• _Source excerpt_:
****

Total population | |
---|---|
Approx. 1800 | |
Regions with significant populations | |
Mexico (Baja California) | |
Languages | |
Paipai and Spanish [1] | |
Religion | |
Traditional tribal religion, Christianity | |
Related ethnic groups | |
Kiliwa, Kumeyaay, Yavapai |
The Paipai (Pai pai, Pa'ipai, Akwa'ala, Yakakwal) are an indigenous people of Mexico living in northern Baja California. Their traditional territory lies between the Kiliwa on the south and the Kumeyaay and Cocopa on the north, and extending from San Vicente near the Pacific coast nearly to the Colorado River's delta in the east. Today they are concentrated primarily at the multi-ethnic community of Santa Catarina in Baja California's Sierra de Juárez.
Meigs suggested that the aboriginal populations associated with San Vicente and Santa Catarina missions were respectively 780 and 1,000 individuals. Hicks estimated 1,800 for the aboriginal population of the Paipai, or a density of 0.3 persons per square kilometer. Owen argued that these estimates were substantially too high. However some studies show that there are less than 200 speakers of the Paipai language left, because the new generations do not find it necessary to learn the Paipai language.

****

• _Dataset entries_:
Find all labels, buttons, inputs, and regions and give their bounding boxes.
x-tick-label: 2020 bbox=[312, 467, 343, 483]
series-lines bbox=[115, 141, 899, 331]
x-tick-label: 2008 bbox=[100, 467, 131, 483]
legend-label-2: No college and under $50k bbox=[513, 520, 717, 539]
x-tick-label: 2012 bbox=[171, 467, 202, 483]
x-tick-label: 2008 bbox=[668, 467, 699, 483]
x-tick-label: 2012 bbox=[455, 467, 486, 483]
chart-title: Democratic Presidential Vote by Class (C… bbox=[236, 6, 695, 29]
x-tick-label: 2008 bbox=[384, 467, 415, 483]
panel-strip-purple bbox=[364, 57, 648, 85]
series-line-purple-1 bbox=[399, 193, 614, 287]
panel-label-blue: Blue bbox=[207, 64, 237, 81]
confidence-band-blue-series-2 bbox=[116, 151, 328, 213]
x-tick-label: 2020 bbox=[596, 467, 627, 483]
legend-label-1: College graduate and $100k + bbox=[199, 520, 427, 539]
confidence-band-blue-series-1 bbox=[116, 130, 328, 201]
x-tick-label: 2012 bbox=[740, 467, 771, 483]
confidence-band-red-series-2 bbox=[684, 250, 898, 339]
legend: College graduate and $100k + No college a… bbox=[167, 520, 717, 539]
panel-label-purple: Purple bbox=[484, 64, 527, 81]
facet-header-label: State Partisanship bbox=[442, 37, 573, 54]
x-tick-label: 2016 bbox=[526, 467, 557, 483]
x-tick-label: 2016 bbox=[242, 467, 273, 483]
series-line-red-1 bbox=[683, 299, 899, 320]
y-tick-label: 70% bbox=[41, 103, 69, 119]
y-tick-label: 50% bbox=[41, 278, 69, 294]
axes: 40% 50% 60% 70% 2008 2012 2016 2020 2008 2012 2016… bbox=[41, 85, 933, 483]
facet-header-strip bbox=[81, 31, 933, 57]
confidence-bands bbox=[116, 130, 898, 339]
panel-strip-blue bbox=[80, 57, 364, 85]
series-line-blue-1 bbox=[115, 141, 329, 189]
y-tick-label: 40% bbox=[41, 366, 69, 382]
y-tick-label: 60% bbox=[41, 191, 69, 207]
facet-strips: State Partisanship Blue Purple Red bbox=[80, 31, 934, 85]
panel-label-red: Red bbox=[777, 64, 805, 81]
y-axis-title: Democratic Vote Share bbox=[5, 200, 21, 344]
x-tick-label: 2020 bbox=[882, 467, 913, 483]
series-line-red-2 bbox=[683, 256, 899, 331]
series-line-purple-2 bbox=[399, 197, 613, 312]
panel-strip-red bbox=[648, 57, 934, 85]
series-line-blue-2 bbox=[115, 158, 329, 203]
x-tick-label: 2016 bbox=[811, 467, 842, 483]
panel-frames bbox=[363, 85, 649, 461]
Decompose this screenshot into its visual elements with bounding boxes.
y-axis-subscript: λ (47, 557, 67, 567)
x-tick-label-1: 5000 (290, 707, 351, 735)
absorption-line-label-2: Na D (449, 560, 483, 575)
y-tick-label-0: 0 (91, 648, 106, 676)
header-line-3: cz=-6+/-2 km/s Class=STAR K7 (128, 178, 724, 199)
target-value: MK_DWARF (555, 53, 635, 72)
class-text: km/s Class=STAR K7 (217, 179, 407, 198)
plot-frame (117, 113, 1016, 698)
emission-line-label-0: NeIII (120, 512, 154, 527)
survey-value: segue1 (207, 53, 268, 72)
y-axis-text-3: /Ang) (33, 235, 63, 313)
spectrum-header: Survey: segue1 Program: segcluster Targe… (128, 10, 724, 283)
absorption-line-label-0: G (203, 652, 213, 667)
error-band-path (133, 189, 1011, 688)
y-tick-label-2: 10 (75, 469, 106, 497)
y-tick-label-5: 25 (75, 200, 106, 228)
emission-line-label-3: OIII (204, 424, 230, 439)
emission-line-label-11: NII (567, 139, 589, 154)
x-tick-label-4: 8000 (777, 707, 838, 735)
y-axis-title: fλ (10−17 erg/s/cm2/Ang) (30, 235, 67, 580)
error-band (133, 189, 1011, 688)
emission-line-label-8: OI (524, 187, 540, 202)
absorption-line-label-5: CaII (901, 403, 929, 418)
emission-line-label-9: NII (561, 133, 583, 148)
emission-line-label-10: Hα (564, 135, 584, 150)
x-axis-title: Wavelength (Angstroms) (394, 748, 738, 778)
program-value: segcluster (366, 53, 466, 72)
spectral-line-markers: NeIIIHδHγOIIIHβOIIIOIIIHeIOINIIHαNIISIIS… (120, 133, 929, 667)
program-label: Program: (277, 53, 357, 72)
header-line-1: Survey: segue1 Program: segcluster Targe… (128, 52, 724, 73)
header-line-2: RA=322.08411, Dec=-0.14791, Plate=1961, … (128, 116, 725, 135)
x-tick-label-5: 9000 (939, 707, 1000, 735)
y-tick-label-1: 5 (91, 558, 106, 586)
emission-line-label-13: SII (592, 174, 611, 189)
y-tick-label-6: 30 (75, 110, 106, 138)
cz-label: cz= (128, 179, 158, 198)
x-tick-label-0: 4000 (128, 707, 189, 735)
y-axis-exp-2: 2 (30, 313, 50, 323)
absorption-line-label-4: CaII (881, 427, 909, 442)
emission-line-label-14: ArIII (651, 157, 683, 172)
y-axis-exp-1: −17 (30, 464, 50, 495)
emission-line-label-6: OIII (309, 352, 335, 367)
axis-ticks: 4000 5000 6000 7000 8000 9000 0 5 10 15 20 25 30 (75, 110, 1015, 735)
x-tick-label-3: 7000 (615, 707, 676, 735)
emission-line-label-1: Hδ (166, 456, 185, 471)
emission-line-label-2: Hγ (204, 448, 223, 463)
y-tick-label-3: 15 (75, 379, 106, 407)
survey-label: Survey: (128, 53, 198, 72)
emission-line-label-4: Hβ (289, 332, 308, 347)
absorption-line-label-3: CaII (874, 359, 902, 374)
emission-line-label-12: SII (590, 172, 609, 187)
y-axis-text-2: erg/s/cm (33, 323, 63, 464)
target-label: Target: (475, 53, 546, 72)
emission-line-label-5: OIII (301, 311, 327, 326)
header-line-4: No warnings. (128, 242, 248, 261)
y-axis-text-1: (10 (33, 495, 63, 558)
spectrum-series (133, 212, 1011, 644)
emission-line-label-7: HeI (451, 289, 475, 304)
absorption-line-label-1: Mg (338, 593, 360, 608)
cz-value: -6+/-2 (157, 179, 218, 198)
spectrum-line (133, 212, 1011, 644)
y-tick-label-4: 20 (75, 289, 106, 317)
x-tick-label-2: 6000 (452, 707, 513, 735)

****

• _Required work_: Please write out the Paipai text again between "Total population |" and "Sierra de Juárez.", inclusive, swapping "indigenous" for "native".

• _Solution below_:
Total population | |
---|---|
Approx. 1800 | |
Regions with significant populations | |
Mexico (Baja California) | |
Languages | |
Paipai and Spanish [1] | |
Religion | |
Traditional tribal religion, Christianity | |
Related ethnic groups | |
Kiliwa, Kumeyaay, Yavapai |
The Paipai (Pai pai, Pa'ipai, Akwa'ala, Yakakwal) are an native people of Mexico living in northern Baja California. Their traditional territory lies between the Kiliwa on the south and the Kumeyaay and Cocopa on the north, and extending from San Vicente near the Pacific coast nearly to the Colorado River's delta in the east. Today they are concentrated primarily at the multi-ethnic community of Santa Catarina in Baja California's Sierra de Juárez.